» Exercise objective: Tally up the lines that include "Wyłącznik" and state that number by itself.

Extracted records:
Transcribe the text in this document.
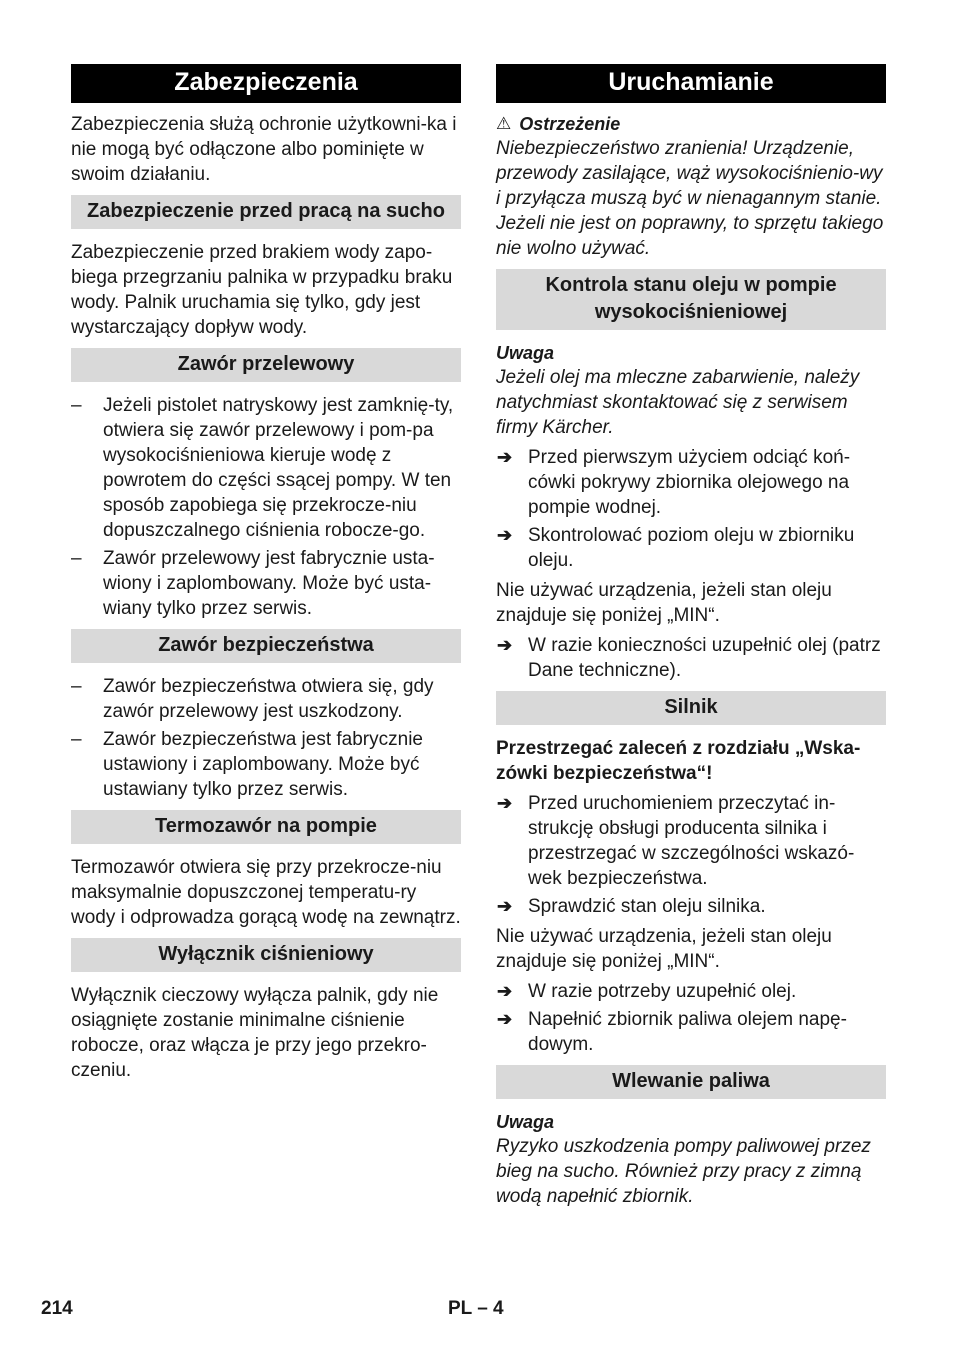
Zabezpieczenia

Zabezpieczenia służą ochronie użytkowni-ka i nie mogą być odłączone albo pominięte w swoim działaniu.

Zabezpieczenie przed pracą na sucho

Zabezpieczenie przed brakiem wody zapo-biega przegrzaniu palnika w przypadku braku wody. Palnik uruchamia się tylko, gdy jest wystarczający dopływ wody.

Zawór przelewowy
– Jeżeli pistolet natryskowy jest zamknię-ty, otwiera się zawór przelewowy i pom-pa wysokociśnieniowa kieruje wodę z powrotem do części ssącej pompy. W ten sposób zapobiega się przekrocze-niu dopuszczalnego ciśnienia robocze-go.
– Zawór przelewowy jest fabrycznie usta-wiony i zaplombowany. Może być usta-wiany tylko przez serwis.
Zawór bezpieczeństwa
– Zawór bezpieczeństwa otwiera się, gdy zawór przelewowy jest uszkodzony.
– Zawór bezpieczeństwa jest fabrycznie ustawiony i zaplombowany. Może być ustawiany tylko przez serwis.
Termozawór na pompie

Termozawór otwiera się przy przekrocze-niu maksymalnie dopuszczonej temperatu-ry wody i odprowadza gorącą wodę na zewnątrz.

Wyłącznik ciśnieniowy

Wyłącznik cieczowy wyłącza palnik, gdy nie osiągnięte zostanie minimalne ciśnienie robocze, oraz włącza je przy jego przekro-czeniu.

Uruchamianie
⚠ Ostrzeżenie

Niebezpieczeństwo zranienia! Urządzenie, przewody zasilające, wąż wysokociśnienio-wy i przyłącza muszą być w nienagannym stanie. Jeżeli nie jest on poprawny, to sprzętu takiego nie wolno używać.

Kontrola stanu oleju w pompie wysokociśnieniowej
Uwaga

Jeżeli olej ma mleczne zabarwienie, należy natychmiast skontaktować się z serwisem firmy Kärcher.

➔ Przed pierwszym użyciem odciąć koń-cówki pokrywy zbiornika olejowego na pompie wodnej.
➔ Skontrolować poziom oleju w zbiorniku oleju.

Nie używać urządzenia, jeżeli stan oleju znajduje się poniżej „MIN“.

➔ W razie konieczności uzupełnić olej (patrz Dane techniczne).
Silnik

Przestrzegać zaleceń z rozdziału „Wska-zówki bezpieczeństwa“!

➔ Przed uruchomieniem przeczytać in-strukcję obsługi producenta silnika i przestrzegać w szczególności wskazó-wek bezpieczeństwa.
➔ Sprawdzić stan oleju silnika.

Nie używać urządzenia, jeżeli stan oleju znajduje się poniżej „MIN“.

➔ W razie potrzeby uzupełnić olej.
➔ Napełnić zbiornik paliwa olejem napę-dowym.
Wlewanie paliwa
Uwaga

Ryzyko uszkodzenia pompy paliwowej przez bieg na sucho. Również przy pracy z zimną wodą napełnić zbiornik.

214	PL – 4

» Exercise answer: 2